→ THE EXERCISE
Exactly reproduce the lines that follow.

→ ENTRIES
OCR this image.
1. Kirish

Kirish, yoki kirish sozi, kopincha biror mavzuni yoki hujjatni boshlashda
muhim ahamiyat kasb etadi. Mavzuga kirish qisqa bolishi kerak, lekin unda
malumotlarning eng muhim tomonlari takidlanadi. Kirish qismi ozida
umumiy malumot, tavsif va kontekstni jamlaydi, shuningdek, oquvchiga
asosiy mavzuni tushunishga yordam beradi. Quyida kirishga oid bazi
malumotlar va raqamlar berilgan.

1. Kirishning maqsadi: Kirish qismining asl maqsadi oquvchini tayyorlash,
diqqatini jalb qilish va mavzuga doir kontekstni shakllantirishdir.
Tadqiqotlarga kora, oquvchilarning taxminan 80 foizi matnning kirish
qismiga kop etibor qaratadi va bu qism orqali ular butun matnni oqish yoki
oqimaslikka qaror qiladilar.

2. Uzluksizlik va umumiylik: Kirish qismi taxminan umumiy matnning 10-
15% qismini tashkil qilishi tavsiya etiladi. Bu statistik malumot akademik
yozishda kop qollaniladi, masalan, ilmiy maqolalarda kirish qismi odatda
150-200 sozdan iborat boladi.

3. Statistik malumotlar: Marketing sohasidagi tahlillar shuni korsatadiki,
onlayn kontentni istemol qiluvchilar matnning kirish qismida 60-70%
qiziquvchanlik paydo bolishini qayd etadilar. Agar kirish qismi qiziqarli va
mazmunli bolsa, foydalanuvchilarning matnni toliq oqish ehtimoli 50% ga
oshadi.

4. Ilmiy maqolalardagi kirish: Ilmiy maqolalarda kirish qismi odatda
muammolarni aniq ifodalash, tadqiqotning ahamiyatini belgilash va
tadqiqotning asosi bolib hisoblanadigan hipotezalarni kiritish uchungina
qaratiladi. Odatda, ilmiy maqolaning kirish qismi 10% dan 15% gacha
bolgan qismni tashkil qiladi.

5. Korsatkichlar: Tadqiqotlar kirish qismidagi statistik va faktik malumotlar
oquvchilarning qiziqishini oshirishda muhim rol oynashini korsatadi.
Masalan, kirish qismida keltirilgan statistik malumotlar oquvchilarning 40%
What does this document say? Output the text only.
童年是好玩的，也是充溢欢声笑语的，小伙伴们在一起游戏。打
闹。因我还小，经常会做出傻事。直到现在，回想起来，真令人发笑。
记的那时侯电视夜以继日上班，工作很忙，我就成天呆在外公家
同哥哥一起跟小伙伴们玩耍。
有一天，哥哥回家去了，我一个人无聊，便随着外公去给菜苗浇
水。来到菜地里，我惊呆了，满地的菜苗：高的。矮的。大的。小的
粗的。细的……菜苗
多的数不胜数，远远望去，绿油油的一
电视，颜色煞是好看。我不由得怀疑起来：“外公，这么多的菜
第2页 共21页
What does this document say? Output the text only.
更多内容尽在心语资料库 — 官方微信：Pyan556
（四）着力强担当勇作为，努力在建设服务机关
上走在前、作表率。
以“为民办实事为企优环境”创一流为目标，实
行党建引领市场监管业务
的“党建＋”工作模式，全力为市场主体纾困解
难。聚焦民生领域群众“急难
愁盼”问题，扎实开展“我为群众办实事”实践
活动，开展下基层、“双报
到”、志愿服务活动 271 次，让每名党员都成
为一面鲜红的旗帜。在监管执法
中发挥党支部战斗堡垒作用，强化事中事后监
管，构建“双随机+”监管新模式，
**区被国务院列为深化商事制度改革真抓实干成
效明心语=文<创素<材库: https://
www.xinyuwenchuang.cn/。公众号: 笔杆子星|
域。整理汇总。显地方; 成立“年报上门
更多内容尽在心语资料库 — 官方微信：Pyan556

→ WORKED SOLUTION
OCR this image.
1. Kirish

Kirish, yoki kirish sozi, kopincha biror mavzuni yoki hujjatni boshlashda
muhim ahamiyat kasb etadi. Mavzuga kirish qisqa bolishi kerak, lekin unda
malumotlarning eng muhim tomonlari takidlanadi. Kirish qismi ozida
umumiy malumot, tavsif va kontekstni jamlaydi, shuningdek, oquvchiga
asosiy mavzuni tushunishga yordam beradi. Quyida kirishga oid bazi
malumotlar va raqamlar berilgan.

1. Kirishning maqsadi: Kirish qismining asl maqsadi oquvchini tayyorlash,
diqqatini jalb qilish va mavzuga doir kontekstni shakllantirishdir.
Tadqiqotlarga kora, oquvchilarning taxminan 80 foizi matnning kirish
qismiga kop etibor qaratadi va bu qism orqali ular butun matnni oqish yoki
oqimaslikka qaror qiladilar.

2. Uzluksizlik va umumiylik: Kirish qismi taxminan umumiy matnning 10-
15% qismini tashkil qilishi tavsiya etiladi. Bu statistik malumot akademik
yozishda kop qollaniladi, masalan, ilmiy maqolalarda kirish qismi odatda
150-200 sozdan iborat boladi.

3. Statistik malumotlar: Marketing sohasidagi tahlillar shuni korsatadiki,
onlayn kontentni istemol qiluvchilar matnning kirish qismida 60-70%
qiziquvchanlik paydo bolishini qayd etadilar. Agar kirish qismi qiziqarli va
mazmunli bolsa, foydalanuvchilarning matnni toliq oqish ehtimoli 50% ga
oshadi.

4. Ilmiy maqolalardagi kirish: Ilmiy maqolalarda kirish qismi odatda
muammolarni aniq ifodalash, tadqiqotning ahamiyatini belgilash va
tadqiqotning asosi bolib hisoblanadigan hipotezalarni kiritish uchungina
qaratiladi. Odatda, ilmiy maqolaning kirish qismi 10% dan 15% gacha
bolgan qismni tashkil qiladi.

5. Korsatkichlar: Tadqiqotlar kirish qismidagi statistik va faktik malumotlar
oquvchilarning qiziqishini oshirishda muhim rol oynashini korsatadi.
Masalan, kirish qismida keltirilgan statistik malumotlar oquvchilarning 40%
What does this document say? Output the text only.
童年是好玩的，也是充溢欢声笑语的，小伙伴们在一起游戏。打
闹。因我还小，经常会做出傻事。直到现在，回想起来，真令人发笑。
记的那时侯电视夜以继日上班，工作很忙，我就成天呆在外公家
同哥哥一起跟小伙伴们玩耍。
有一天，哥哥回家去了，我一个人无聊，便随着外公去给菜苗浇
水。来到菜地里，我惊呆了，满地的菜苗：高的。矮的。大的。小的
粗的。细的……菜苗
多的数不胜数，远远望去，绿油油的一
电视，颜色煞是好看。我不由得怀疑起来：“外公，这么多的菜
第2页 共21页
What does this document say? Output the text only.
更多内容尽在心语资料库 — 官方微信：Pyan556
（四）着力强担当勇作为，努力在建设服务机关
上走在前、作表率。
以“为民办实事为企优环境”创一流为目标，实
行党建引领市场监管业务
的“党建＋”工作模式，全力为市场主体纾困解
难。聚焦民生领域群众“急难
愁盼”问题，扎实开展“我为群众办实事”实践
活动，开展下基层、“双报
到”、志愿服务活动 271 次，让每名党员都成
为一面鲜红的旗帜。在监管执法
中发挥党支部战斗堡垒作用，强化事中事后监
管，构建“双随机+”监管新模式，
**区被国务院列为深化商事制度改革真抓实干成
效明心语=文<创素<材库: https://
www.xinyuwenchuang.cn/。公众号: 笔杆子星|
域。整理汇总。显地方; 成立“年报上门
更多内容尽在心语资料库 — 官方微信：Pyan556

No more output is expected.